• **TO DO**: Please copy every line of the material below word for word, keeping each character and number unchanged.

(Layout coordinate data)
-- begin --

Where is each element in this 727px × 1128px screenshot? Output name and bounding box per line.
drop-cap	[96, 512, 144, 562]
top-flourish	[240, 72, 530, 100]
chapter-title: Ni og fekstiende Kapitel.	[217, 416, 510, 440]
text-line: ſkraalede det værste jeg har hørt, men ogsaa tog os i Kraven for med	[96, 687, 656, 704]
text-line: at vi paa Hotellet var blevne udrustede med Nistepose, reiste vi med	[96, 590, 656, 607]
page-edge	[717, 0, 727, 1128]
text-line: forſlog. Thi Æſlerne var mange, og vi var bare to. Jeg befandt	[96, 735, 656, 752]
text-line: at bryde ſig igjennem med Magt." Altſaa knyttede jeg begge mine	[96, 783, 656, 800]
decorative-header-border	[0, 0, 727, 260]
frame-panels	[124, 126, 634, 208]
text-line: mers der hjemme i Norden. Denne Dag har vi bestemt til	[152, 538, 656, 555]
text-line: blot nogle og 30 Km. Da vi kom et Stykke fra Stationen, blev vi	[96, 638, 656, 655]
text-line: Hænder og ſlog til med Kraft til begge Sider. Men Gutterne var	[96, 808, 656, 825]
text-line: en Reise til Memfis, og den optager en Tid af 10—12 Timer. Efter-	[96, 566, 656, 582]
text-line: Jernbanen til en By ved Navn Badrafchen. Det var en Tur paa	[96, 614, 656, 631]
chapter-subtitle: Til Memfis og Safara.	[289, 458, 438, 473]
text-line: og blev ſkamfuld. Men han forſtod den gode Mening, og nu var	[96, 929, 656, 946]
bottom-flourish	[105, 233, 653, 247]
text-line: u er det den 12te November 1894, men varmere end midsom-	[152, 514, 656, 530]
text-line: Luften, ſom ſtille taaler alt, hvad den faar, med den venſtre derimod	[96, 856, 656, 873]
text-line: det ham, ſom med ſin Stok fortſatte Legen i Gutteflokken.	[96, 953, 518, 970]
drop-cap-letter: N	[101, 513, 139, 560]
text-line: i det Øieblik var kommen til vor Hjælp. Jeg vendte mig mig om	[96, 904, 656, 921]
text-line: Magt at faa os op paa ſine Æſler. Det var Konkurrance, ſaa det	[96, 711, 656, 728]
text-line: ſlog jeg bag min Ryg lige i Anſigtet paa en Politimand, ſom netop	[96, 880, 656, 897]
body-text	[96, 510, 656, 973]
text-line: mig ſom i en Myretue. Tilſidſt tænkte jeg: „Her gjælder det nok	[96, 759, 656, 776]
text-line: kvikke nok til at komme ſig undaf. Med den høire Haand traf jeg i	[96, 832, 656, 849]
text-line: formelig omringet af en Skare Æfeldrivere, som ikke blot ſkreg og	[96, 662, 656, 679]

-- end --

• **THE RESPONSE**:
Where is each element in this 727px × 1128px screenshot? Output name and bounding box per line.
drop-cap	[96, 512, 144, 562]
top-flourish	[240, 72, 530, 100]
chapter-title: Ni og fekstiende Kapitel.	[217, 416, 510, 440]
text-line: ſkraalede det værste jeg har hørt, men ogsaa tog os i Kraven for med	[96, 687, 656, 704]
text-line: at vi paa Hotellet var blevne udrustede med Nistepose, reiste vi med	[96, 590, 656, 607]
page-edge	[717, 0, 727, 1128]
text-line: forſlog. Thi Æſlerne var mange, og vi var bare to. Jeg befandt	[96, 735, 656, 752]
text-line: at bryde ſig igjennem med Magt." Altſaa knyttede jeg begge mine	[96, 783, 656, 800]
decorative-header-border	[0, 0, 727, 260]
frame-panels	[124, 126, 634, 208]
text-line: mers der hjemme i Norden. Denne Dag har vi bestemt til	[152, 538, 656, 555]
text-line: blot nogle og 30 Km. Da vi kom et Stykke fra Stationen, blev vi	[96, 638, 656, 655]
text-line: Hænder og ſlog til med Kraft til begge Sider. Men Gutterne var	[96, 808, 656, 825]
text-line: en Reise til Memfis, og den optager en Tid af 10—12 Timer. Efter-	[96, 566, 656, 582]
text-line: Jernbanen til en By ved Navn Badrafchen. Det var en Tur paa	[96, 614, 656, 631]
chapter-subtitle: Til Memfis og Safara.	[289, 458, 438, 473]
text-line: og blev ſkamfuld. Men han forſtod den gode Mening, og nu var	[96, 929, 656, 946]
bottom-flourish	[105, 233, 653, 247]
text-line: u er det den 12te November 1894, men varmere end midsom-	[152, 514, 656, 530]
text-line: Luften, ſom ſtille taaler alt, hvad den faar, med den venſtre derimod	[96, 856, 656, 873]
text-line: det ham, ſom med ſin Stok fortſatte Legen i Gutteflokken.	[96, 953, 518, 970]
drop-cap-letter: N	[101, 513, 139, 560]
text-line: i det Øieblik var kommen til vor Hjælp. Jeg vendte mig mig om	[96, 904, 656, 921]
text-line: Magt at faa os op paa ſine Æſler. Det var Konkurrance, ſaa det	[96, 711, 656, 728]
text-line: ſlog jeg bag min Ryg lige i Anſigtet paa en Politimand, ſom netop	[96, 880, 656, 897]
body-text	[96, 510, 656, 973]
text-line: mig ſom i en Myretue. Tilſidſt tænkte jeg: „Her gjælder det nok	[96, 759, 656, 776]
text-line: kvikke nok til at komme ſig undaf. Med den høire Haand traf jeg i	[96, 832, 656, 849]
text-line: formelig omringet af en Skare Æfeldrivere, som ikke blot ſkreg og	[96, 662, 656, 679]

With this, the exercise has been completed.